Collected data entries:
+--
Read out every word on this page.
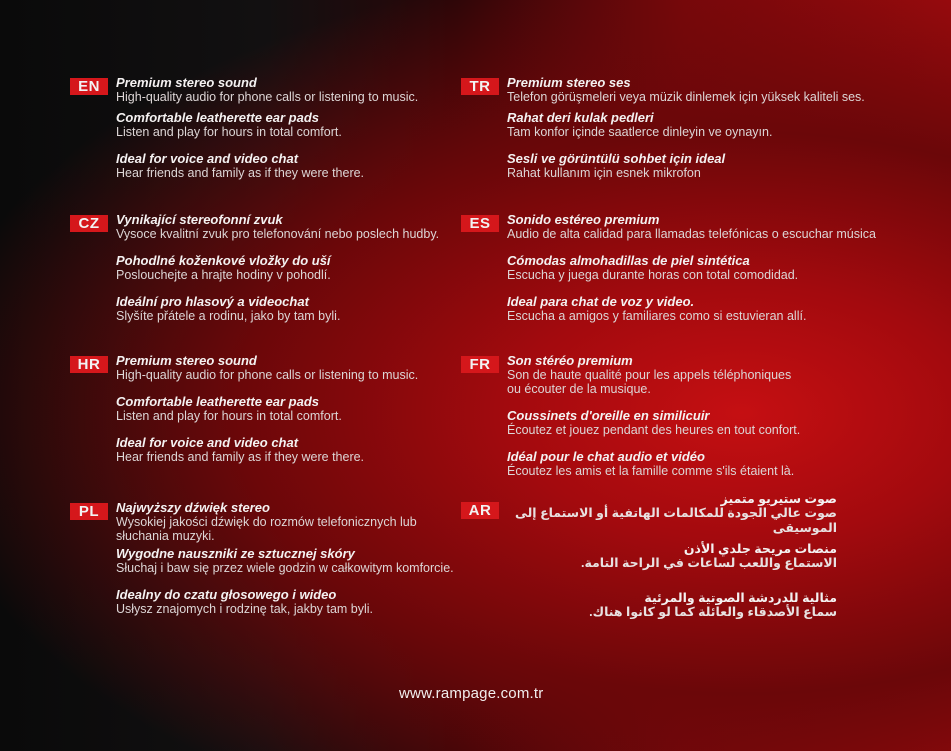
EN	Premium stereo sound
High-quality audio for phone calls or listening to music.
Comfortable leatherette ear pads
Listen and play for hours in total comfort.
Ideal for voice and video chat
Hear friends and family as if they were there.
CZ	Vynikající stereofonní zvuk
Vysoce kvalitní zvuk pro telefonování nebo poslech hudby.
Pohodlné koženkové vložky do uší
Poslouchejte a hrajte hodiny v pohodlí.
Ideální pro hlasový a videochat
Slyšíte přátele a rodinu, jako by tam byli.
HR	Premium stereo sound
High-quality audio for phone calls or listening to music.
Comfortable leatherette ear pads
Listen and play for hours in total comfort.
Ideal for voice and video chat
Hear friends and family as if they were there.
PL	Najwyższy dźwięk stereo
Wysokiej jakości dźwięk do rozmów telefonicznych lub
słuchania muzyki.
Wygodne nauszniki ze sztucznej skóry
Słuchaj i baw się przez wiele godzin w całkowitym komforcie.
Idealny do czatu głosowego i wideo
Usłysz znajomych i rodzinę tak, jakby tam byli.
TR	Premium stereo ses
Telefon görüşmeleri veya müzik dinlemek için yüksek kaliteli ses.
Rahat deri kulak pedleri
Tam konfor içinde saatlerce dinleyin ve oynayın.
Sesli ve görüntülü sohbet için ideal
Rahat kullanım için esnek mikrofon
ES	Sonido estéreo premium
Audio de alta calidad para llamadas telefónicas o escuchar música
Cómodas almohadillas de piel sintética
Escucha y juega durante horas con total comodidad.
Ideal para chat de voz y video.
Escucha a amigos y familiares como si estuvieran allí.
FR	Son stéréo premium
Son de haute qualité pour les appels téléphoniques
ou écouter de la musique.
Coussinets d'oreille en similicuir
Écoutez et jouez pendant des heures en tout confort.
Idéal pour le chat audio et vidéo
Écoutez les amis et la famille comme s'ils étaient là.
AR
صوت ستيريو متميز
صوت عالي الجودة للمكالمات الهاتفية أو الاستماع إلى الموسيقى
منصات مريحة جلدي الأذن
الاستماع واللعب لساعات في الراحة التامة.
مثالية للدردشة الصوتية والمرئية
سماع الأصدقاء والعائلة كما لو كانوا هناك.
www.rampage.com.tr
+--
What to do:
Restate the listing above word for word, and skip the pictures.

Full solution:
Read out every word on this page.
EN	Premium stereo sound
High-quality audio for phone calls or listening to music.
Comfortable leatherette ear pads
Listen and play for hours in total comfort.
Ideal for voice and video chat
Hear friends and family as if they were there.
CZ	Vynikající stereofonní zvuk
Vysoce kvalitní zvuk pro telefonování nebo poslech hudby.
Pohodlné koženkové vložky do uší
Poslouchejte a hrajte hodiny v pohodlí.
Ideální pro hlasový a videochat
Slyšíte přátele a rodinu, jako by tam byli.
HR	Premium stereo sound
High-quality audio for phone calls or listening to music.
Comfortable leatherette ear pads
Listen and play for hours in total comfort.
Ideal for voice and video chat
Hear friends and family as if they were there.
PL	Najwyższy dźwięk stereo
Wysokiej jakości dźwięk do rozmów telefonicznych lub
słuchania muzyki.
Wygodne nauszniki ze sztucznej skóry
Słuchaj i baw się przez wiele godzin w całkowitym komforcie.
Idealny do czatu głosowego i wideo
Usłysz znajomych i rodzinę tak, jakby tam byli.
TR	Premium stereo ses
Telefon görüşmeleri veya müzik dinlemek için yüksek kaliteli ses.
Rahat deri kulak pedleri
Tam konfor içinde saatlerce dinleyin ve oynayın.
Sesli ve görüntülü sohbet için ideal
Rahat kullanım için esnek mikrofon
ES	Sonido estéreo premium
Audio de alta calidad para llamadas telefónicas o escuchar música
Cómodas almohadillas de piel sintética
Escucha y juega durante horas con total comodidad.
Ideal para chat de voz y video.
Escucha a amigos y familiares como si estuvieran allí.
FR	Son stéréo premium
Son de haute qualité pour les appels téléphoniques
ou écouter de la musique.
Coussinets d'oreille en similicuir
Écoutez et jouez pendant des heures en tout confort.
Idéal pour le chat audio et vidéo
Écoutez les amis et la famille comme s'ils étaient là.
AR
صوت ستيريو متميز
صوت عالي الجودة للمكالمات الهاتفية أو الاستماع إلى الموسيقى
منصات مريحة جلدي الأذن
الاستماع واللعب لساعات في الراحة التامة.
مثالية للدردشة الصوتية والمرئية
سماع الأصدقاء والعائلة كما لو كانوا هناك.
www.rampage.com.tr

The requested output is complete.